--- Begin RECORDS PROVIDED ---

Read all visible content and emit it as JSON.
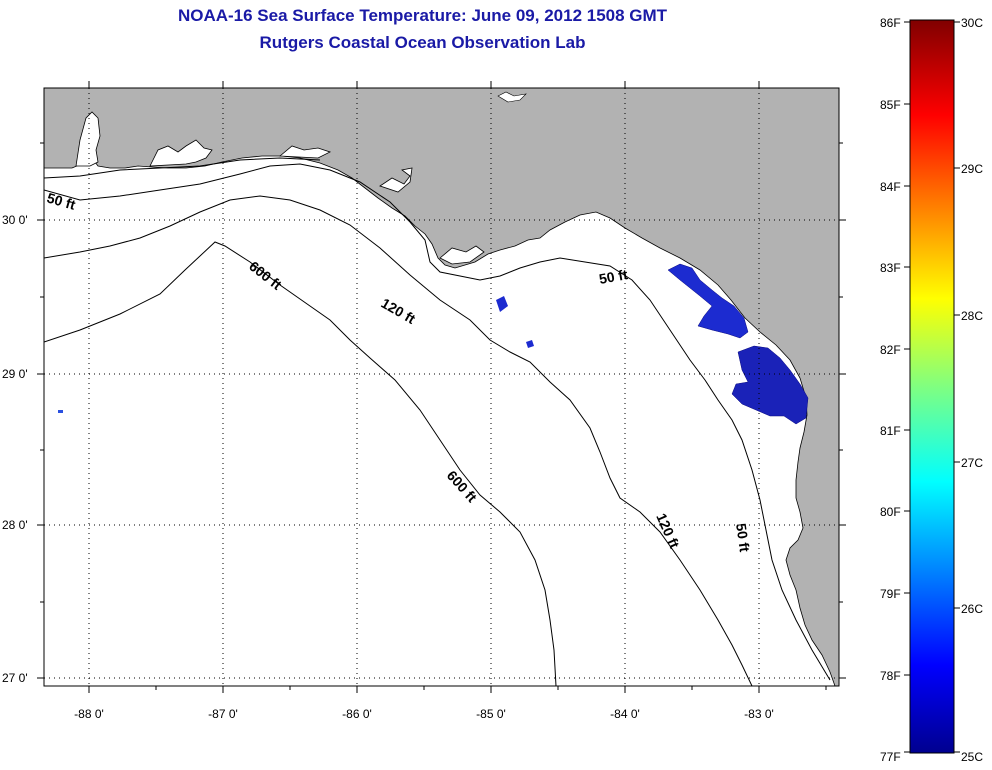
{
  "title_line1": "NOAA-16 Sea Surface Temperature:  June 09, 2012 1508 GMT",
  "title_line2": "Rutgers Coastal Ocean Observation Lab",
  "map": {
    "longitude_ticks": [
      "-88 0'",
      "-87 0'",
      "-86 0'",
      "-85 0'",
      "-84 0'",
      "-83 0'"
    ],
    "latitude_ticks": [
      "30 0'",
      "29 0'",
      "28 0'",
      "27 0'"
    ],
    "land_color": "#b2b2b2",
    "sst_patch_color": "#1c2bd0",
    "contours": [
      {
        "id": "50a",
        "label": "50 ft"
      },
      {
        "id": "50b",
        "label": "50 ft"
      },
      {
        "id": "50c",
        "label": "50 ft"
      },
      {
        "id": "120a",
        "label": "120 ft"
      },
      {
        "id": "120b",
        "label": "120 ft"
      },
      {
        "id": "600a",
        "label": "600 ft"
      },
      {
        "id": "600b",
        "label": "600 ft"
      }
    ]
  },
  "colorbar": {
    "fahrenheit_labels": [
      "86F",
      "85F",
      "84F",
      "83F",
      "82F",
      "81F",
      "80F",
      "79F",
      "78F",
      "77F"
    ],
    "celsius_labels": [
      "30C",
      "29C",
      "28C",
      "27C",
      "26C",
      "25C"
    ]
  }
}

--- End RECORDS PROVIDED ---
--- Begin RECORDS PROVIDED ---

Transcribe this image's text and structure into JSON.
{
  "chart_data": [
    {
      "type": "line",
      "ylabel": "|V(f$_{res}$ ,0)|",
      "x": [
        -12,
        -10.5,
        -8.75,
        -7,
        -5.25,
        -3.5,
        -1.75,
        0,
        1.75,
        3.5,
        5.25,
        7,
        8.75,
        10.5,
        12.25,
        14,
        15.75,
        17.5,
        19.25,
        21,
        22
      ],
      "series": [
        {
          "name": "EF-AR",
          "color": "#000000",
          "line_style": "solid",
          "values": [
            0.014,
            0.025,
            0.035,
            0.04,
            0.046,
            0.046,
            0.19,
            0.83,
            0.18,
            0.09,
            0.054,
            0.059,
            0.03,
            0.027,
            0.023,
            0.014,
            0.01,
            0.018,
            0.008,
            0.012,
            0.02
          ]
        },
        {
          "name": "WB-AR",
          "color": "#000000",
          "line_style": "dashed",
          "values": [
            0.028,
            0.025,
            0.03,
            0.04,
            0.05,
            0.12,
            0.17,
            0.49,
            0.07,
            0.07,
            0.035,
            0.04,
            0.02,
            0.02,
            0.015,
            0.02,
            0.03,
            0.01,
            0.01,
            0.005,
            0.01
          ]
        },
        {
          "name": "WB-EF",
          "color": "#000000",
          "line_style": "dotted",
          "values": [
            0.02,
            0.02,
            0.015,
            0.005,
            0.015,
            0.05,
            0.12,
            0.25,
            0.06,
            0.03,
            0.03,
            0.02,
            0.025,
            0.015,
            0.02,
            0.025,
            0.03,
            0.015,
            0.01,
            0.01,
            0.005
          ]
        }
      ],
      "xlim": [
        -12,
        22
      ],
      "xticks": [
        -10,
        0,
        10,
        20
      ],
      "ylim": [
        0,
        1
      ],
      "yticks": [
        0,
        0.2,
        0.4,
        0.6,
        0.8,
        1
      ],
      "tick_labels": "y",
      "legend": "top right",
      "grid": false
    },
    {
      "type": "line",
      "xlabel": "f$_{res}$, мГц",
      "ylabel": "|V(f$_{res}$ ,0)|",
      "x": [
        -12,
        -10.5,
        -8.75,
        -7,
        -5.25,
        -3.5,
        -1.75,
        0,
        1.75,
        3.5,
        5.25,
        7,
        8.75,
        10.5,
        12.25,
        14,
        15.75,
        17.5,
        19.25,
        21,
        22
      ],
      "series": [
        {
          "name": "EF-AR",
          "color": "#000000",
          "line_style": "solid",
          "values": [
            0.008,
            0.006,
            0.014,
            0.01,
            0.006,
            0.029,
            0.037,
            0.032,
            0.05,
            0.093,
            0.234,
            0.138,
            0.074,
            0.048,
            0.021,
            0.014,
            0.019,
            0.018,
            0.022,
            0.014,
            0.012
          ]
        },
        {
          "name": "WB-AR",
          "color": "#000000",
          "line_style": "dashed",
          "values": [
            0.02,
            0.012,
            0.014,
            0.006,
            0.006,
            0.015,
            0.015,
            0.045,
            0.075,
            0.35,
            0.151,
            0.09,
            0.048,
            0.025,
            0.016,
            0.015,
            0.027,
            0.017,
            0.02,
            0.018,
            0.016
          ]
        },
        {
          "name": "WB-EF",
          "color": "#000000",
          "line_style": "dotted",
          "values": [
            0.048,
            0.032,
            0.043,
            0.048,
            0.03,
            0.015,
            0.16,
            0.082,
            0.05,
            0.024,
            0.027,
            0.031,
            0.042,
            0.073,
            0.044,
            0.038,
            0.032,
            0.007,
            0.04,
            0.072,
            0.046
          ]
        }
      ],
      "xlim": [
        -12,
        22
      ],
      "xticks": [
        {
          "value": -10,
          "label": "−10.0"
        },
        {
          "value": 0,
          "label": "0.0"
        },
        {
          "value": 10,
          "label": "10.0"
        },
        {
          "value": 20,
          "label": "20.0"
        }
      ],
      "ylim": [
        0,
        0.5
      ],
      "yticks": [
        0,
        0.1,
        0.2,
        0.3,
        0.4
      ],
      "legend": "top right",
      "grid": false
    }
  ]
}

--- End RECORDS PROVIDED ---

Where a line holds "JSON", copy it out.

ANSWER TO THIS EXERCISE ::
Read all visible content and emit it as JSON.
Transcribe this image's text and structure into JSON.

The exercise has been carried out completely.